● WORK TO DO
Rewrite the items from the first line through the line that contains "subject-cell[interactable]: URGENT: Update", substituting "Not assigned" for every "Unassigned" and leaving everything else the same.

● AVAILABLE DATA
★ ★ ★

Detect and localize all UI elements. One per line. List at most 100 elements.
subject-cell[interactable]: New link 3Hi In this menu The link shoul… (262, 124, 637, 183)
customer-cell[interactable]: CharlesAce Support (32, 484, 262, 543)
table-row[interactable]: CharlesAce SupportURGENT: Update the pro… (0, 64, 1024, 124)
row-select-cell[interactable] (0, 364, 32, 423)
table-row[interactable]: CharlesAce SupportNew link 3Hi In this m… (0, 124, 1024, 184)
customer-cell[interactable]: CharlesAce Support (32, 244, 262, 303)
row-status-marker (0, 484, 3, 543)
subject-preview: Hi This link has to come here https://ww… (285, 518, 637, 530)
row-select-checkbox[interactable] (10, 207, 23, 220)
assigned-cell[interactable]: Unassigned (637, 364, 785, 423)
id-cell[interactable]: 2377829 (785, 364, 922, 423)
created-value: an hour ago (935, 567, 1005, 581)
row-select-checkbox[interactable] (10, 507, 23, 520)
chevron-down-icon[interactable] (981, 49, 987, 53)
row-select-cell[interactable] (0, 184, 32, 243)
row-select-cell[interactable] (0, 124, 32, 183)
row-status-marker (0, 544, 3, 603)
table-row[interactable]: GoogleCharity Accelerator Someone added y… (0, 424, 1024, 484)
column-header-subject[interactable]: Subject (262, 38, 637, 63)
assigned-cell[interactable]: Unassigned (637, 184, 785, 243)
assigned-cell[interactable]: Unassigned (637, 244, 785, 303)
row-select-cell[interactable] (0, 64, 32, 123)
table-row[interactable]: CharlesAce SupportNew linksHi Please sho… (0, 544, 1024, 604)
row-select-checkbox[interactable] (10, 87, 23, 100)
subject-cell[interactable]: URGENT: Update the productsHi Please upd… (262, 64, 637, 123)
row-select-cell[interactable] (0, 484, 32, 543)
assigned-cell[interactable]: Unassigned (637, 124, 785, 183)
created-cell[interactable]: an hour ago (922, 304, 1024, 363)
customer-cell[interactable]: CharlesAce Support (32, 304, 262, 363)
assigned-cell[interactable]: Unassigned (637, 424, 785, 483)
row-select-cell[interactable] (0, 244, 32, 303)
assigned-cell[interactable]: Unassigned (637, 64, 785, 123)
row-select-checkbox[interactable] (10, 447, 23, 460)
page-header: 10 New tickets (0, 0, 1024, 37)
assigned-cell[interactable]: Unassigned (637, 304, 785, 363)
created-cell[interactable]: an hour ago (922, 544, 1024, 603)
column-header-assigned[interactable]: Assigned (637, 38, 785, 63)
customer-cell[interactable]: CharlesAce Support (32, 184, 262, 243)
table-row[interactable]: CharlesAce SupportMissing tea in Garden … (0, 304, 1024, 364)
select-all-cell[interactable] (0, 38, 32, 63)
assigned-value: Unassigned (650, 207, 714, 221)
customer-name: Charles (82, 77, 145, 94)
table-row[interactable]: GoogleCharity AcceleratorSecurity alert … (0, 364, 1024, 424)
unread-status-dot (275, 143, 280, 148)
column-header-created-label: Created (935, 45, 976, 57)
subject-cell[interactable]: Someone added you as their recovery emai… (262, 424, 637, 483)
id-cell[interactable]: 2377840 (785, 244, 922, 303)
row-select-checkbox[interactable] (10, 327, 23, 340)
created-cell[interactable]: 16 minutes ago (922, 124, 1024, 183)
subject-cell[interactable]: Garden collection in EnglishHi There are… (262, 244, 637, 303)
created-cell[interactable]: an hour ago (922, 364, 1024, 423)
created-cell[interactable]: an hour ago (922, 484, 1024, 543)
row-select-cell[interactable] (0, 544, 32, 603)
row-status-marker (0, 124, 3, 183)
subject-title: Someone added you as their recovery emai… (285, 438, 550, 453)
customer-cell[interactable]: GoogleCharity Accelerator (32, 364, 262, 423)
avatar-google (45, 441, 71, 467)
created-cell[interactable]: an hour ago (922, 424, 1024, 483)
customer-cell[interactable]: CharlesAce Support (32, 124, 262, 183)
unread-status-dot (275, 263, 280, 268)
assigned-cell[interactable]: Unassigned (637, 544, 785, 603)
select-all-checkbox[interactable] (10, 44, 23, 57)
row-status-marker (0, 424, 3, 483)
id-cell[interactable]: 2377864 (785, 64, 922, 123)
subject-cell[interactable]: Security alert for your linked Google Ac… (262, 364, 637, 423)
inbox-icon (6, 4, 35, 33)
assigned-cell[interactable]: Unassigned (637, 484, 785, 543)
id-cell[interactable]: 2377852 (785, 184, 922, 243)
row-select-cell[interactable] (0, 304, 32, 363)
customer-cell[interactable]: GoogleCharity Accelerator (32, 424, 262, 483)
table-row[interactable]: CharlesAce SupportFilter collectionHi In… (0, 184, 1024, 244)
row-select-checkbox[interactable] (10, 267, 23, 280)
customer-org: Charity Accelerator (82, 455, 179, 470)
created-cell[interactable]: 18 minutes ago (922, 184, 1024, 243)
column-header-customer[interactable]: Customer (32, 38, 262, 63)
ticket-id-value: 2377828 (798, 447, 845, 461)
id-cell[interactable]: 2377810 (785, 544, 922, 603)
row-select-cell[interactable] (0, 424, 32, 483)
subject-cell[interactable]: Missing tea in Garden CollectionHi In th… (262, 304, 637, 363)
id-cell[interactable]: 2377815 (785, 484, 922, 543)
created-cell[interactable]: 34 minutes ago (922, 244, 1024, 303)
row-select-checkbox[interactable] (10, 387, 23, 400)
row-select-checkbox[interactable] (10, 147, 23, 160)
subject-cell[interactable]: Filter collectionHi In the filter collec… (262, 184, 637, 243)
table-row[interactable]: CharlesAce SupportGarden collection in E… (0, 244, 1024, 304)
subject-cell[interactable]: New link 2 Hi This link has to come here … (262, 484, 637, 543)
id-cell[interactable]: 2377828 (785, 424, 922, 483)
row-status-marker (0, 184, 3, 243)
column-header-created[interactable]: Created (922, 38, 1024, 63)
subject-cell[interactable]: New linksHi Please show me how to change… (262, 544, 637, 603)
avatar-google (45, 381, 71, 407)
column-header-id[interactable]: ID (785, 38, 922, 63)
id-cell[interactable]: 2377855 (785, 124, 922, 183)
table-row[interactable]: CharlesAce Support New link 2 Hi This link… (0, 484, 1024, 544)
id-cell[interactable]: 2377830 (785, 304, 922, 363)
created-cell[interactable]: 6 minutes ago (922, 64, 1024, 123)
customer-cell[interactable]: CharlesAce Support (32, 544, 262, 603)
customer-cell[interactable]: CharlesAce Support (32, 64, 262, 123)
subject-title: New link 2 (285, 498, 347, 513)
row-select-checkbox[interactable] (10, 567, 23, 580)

★ ★ ★

● RESPONSE TO THE EXERCISE
Detect and localize all UI elements. One per line. List at most 100 elements.
subject-cell[interactable]: New link 3Hi In this menu The link shoul… (262, 124, 637, 183)
customer-cell[interactable]: CharlesAce Support (32, 484, 262, 543)
table-row[interactable]: CharlesAce SupportURGENT: Update the pro… (0, 64, 1024, 124)
row-select-cell[interactable] (0, 364, 32, 423)
table-row[interactable]: CharlesAce SupportNew link 3Hi In this m… (0, 124, 1024, 184)
customer-cell[interactable]: CharlesAce Support (32, 244, 262, 303)
row-status-marker (0, 484, 3, 543)
subject-preview: Hi This link has to come here https://ww… (285, 518, 637, 530)
row-select-checkbox[interactable] (10, 207, 23, 220)
assigned-cell[interactable]: Not assigned (637, 364, 785, 423)
id-cell[interactable]: 2377829 (785, 364, 922, 423)
created-value: an hour ago (935, 567, 1005, 581)
row-select-checkbox[interactable] (10, 507, 23, 520)
chevron-down-icon[interactable] (981, 49, 987, 53)
row-select-cell[interactable] (0, 184, 32, 243)
row-select-cell[interactable] (0, 124, 32, 183)
row-status-marker (0, 544, 3, 603)
table-row[interactable]: GoogleCharity Accelerator Someone added y… (0, 424, 1024, 484)
column-header-subject[interactable]: Subject (262, 38, 637, 63)
assigned-cell[interactable]: Not assigned (637, 184, 785, 243)
assigned-cell[interactable]: Not assigned (637, 244, 785, 303)
row-select-cell[interactable] (0, 64, 32, 123)
table-row[interactable]: CharlesAce SupportNew linksHi Please sho… (0, 544, 1024, 604)
row-select-checkbox[interactable] (10, 87, 23, 100)
subject-cell[interactable]: URGENT: Update the productsHi Please upd… (262, 64, 637, 123)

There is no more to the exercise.